Can you copy out the data exactly? Leave the images out.
--- Records for the exercise ---
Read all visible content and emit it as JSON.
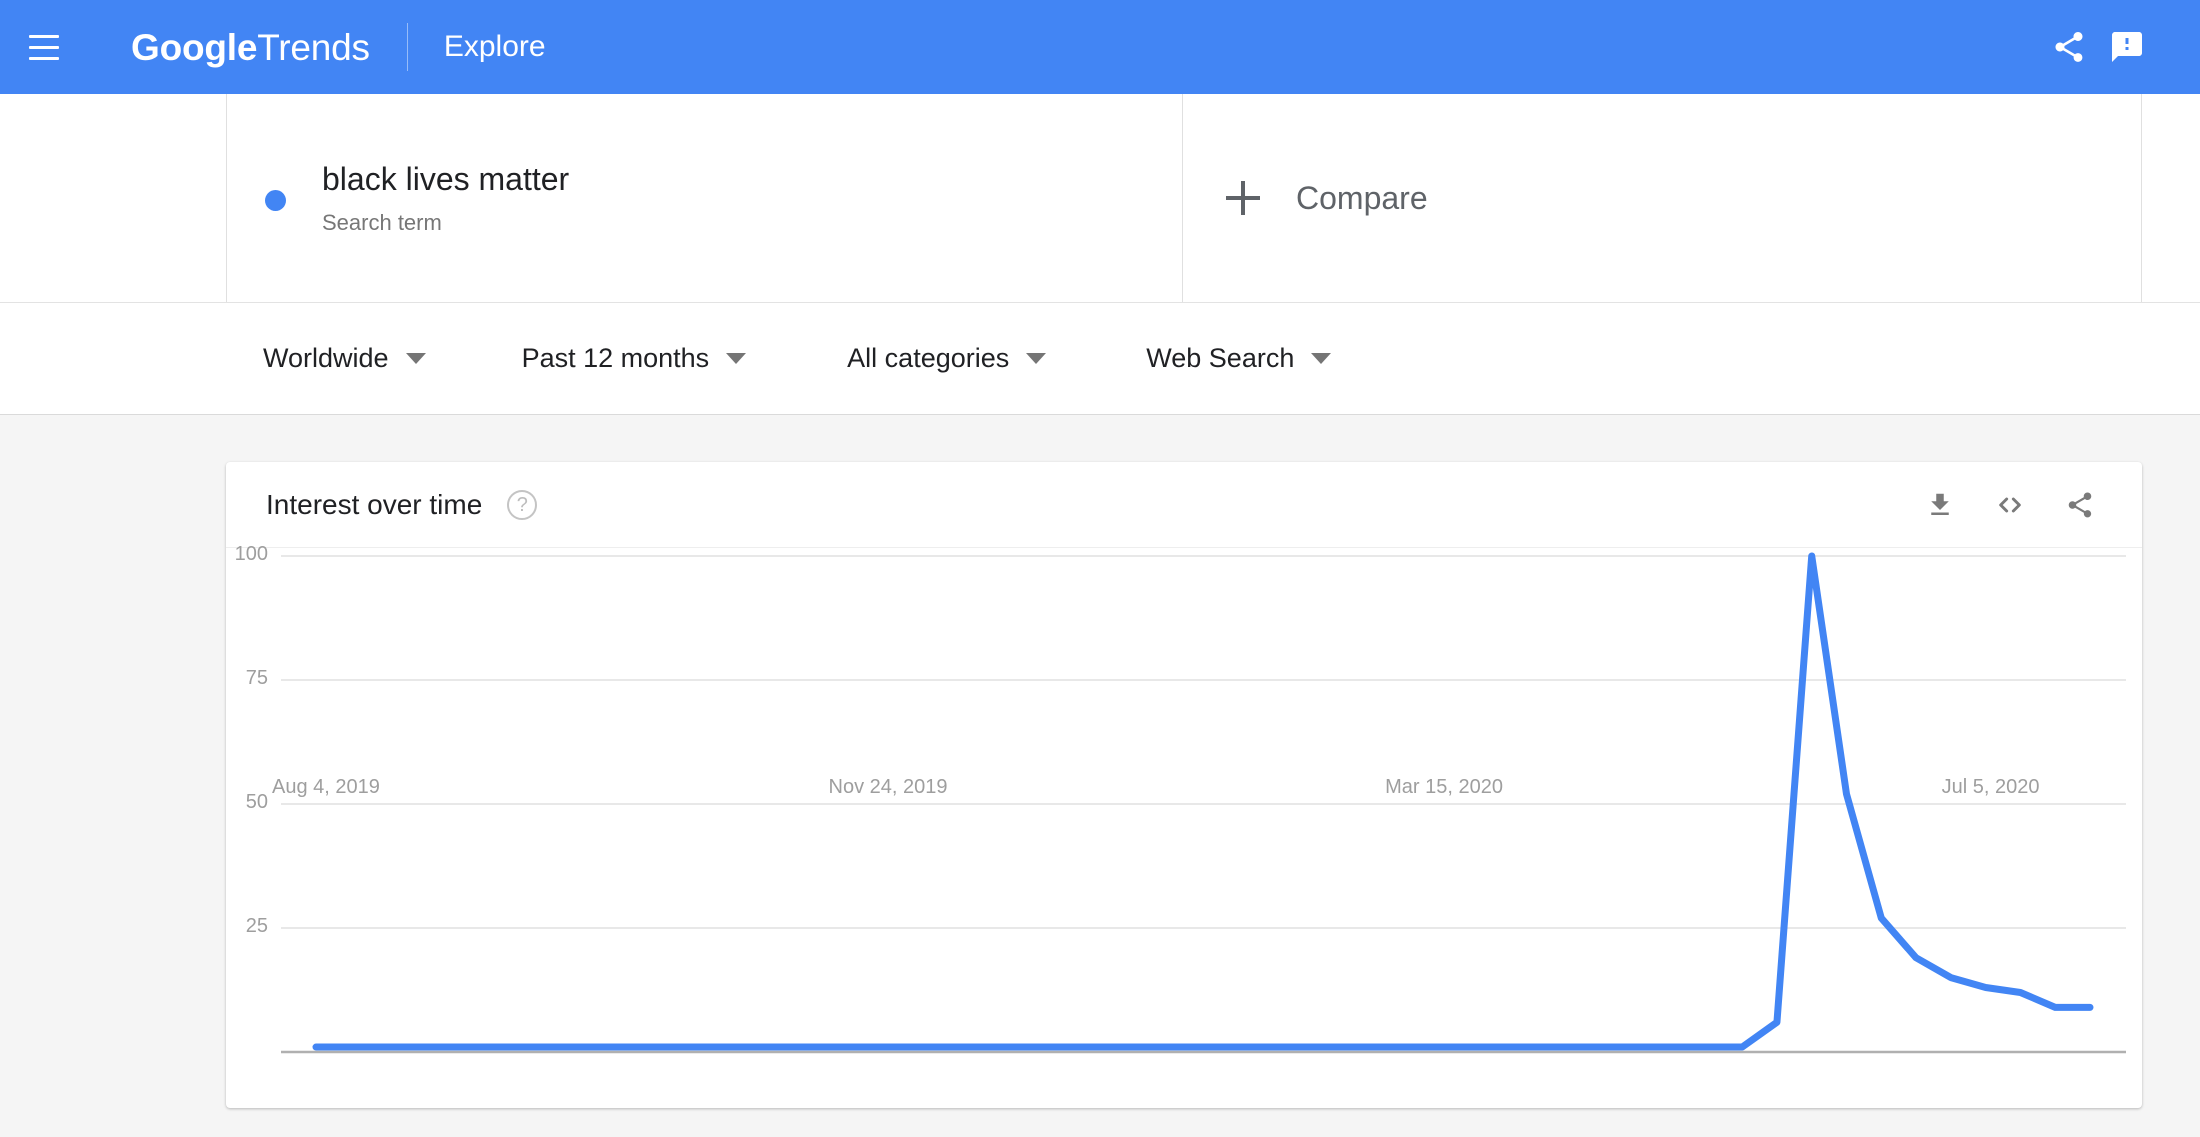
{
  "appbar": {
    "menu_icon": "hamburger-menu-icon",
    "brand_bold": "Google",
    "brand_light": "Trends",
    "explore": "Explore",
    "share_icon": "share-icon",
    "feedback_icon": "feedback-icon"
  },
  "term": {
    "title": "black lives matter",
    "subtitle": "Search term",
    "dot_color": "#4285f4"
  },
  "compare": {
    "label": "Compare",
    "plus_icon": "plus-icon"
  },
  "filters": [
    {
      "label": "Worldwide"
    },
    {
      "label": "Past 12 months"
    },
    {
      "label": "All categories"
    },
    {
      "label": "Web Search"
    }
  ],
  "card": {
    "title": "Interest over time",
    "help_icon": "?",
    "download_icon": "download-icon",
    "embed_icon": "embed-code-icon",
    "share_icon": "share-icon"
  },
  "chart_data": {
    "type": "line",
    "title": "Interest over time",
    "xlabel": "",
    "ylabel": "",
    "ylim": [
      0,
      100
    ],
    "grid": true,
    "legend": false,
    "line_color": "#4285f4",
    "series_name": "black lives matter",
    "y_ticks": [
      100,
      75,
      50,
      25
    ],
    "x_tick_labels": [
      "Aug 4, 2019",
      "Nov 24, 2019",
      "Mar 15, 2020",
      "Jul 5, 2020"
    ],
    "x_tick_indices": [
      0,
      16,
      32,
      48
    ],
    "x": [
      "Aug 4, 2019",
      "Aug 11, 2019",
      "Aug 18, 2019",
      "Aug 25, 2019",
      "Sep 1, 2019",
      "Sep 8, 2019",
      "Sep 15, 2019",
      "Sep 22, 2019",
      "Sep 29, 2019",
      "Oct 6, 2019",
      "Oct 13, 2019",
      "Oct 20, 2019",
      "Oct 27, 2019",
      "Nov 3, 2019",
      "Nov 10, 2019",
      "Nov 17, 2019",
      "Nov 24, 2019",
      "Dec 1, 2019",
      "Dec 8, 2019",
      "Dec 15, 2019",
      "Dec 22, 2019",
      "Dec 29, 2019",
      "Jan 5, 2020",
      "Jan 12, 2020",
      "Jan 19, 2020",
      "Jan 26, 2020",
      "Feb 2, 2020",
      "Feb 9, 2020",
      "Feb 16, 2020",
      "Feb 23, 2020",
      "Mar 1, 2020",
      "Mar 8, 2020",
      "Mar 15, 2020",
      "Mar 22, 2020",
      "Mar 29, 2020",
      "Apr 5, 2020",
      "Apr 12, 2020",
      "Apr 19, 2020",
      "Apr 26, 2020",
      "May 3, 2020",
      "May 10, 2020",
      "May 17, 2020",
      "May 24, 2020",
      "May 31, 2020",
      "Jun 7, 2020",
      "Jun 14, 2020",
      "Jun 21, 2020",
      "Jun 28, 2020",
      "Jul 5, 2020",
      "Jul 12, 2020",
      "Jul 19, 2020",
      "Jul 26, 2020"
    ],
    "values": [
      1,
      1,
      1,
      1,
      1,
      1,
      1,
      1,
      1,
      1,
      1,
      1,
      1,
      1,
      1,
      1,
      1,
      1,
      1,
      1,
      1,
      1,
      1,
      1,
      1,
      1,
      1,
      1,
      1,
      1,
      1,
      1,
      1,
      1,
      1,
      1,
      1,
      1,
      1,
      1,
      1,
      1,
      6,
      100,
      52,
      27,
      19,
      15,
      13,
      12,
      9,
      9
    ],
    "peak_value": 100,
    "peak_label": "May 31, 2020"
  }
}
---
Result:
Read all visible content and emit it as JSON.
{
  "appbar": {
    "menu_icon": "hamburger-menu-icon",
    "brand_bold": "Google",
    "brand_light": "Trends",
    "explore": "Explore",
    "share_icon": "share-icon",
    "feedback_icon": "feedback-icon"
  },
  "term": {
    "title": "black lives matter",
    "subtitle": "Search term",
    "dot_color": "#4285f4"
  },
  "compare": {
    "label": "Compare",
    "plus_icon": "plus-icon"
  },
  "filters": [
    {
      "label": "Worldwide"
    },
    {
      "label": "Past 12 months"
    },
    {
      "label": "All categories"
    },
    {
      "label": "Web Search"
    }
  ],
  "card": {
    "title": "Interest over time",
    "help_icon": "?",
    "download_icon": "download-icon",
    "embed_icon": "embed-code-icon",
    "share_icon": "share-icon"
  },
  "chart_data": {
    "type": "line",
    "title": "Interest over time",
    "xlabel": "",
    "ylabel": "",
    "ylim": [
      0,
      100
    ],
    "grid": true,
    "legend": false,
    "line_color": "#4285f4",
    "series_name": "black lives matter",
    "y_ticks": [
      100,
      75,
      50,
      25
    ],
    "x_tick_labels": [
      "Aug 4, 2019",
      "Nov 24, 2019",
      "Mar 15, 2020",
      "Jul 5, 2020"
    ],
    "x_tick_indices": [
      0,
      16,
      32,
      48
    ],
    "x": [
      "Aug 4, 2019",
      "Aug 11, 2019",
      "Aug 18, 2019",
      "Aug 25, 2019",
      "Sep 1, 2019",
      "Sep 8, 2019",
      "Sep 15, 2019",
      "Sep 22, 2019",
      "Sep 29, 2019",
      "Oct 6, 2019",
      "Oct 13, 2019",
      "Oct 20, 2019",
      "Oct 27, 2019",
      "Nov 3, 2019",
      "Nov 10, 2019",
      "Nov 17, 2019",
      "Nov 24, 2019",
      "Dec 1, 2019",
      "Dec 8, 2019",
      "Dec 15, 2019",
      "Dec 22, 2019",
      "Dec 29, 2019",
      "Jan 5, 2020",
      "Jan 12, 2020",
      "Jan 19, 2020",
      "Jan 26, 2020",
      "Feb 2, 2020",
      "Feb 9, 2020",
      "Feb 16, 2020",
      "Feb 23, 2020",
      "Mar 1, 2020",
      "Mar 8, 2020",
      "Mar 15, 2020",
      "Mar 22, 2020",
      "Mar 29, 2020",
      "Apr 5, 2020",
      "Apr 12, 2020",
      "Apr 19, 2020",
      "Apr 26, 2020",
      "May 3, 2020",
      "May 10, 2020",
      "May 17, 2020",
      "May 24, 2020",
      "May 31, 2020",
      "Jun 7, 2020",
      "Jun 14, 2020",
      "Jun 21, 2020",
      "Jun 28, 2020",
      "Jul 5, 2020",
      "Jul 12, 2020",
      "Jul 19, 2020",
      "Jul 26, 2020"
    ],
    "values": [
      1,
      1,
      1,
      1,
      1,
      1,
      1,
      1,
      1,
      1,
      1,
      1,
      1,
      1,
      1,
      1,
      1,
      1,
      1,
      1,
      1,
      1,
      1,
      1,
      1,
      1,
      1,
      1,
      1,
      1,
      1,
      1,
      1,
      1,
      1,
      1,
      1,
      1,
      1,
      1,
      1,
      1,
      6,
      100,
      52,
      27,
      19,
      15,
      13,
      12,
      9,
      9
    ],
    "peak_value": 100,
    "peak_label": "May 31, 2020"
  }
}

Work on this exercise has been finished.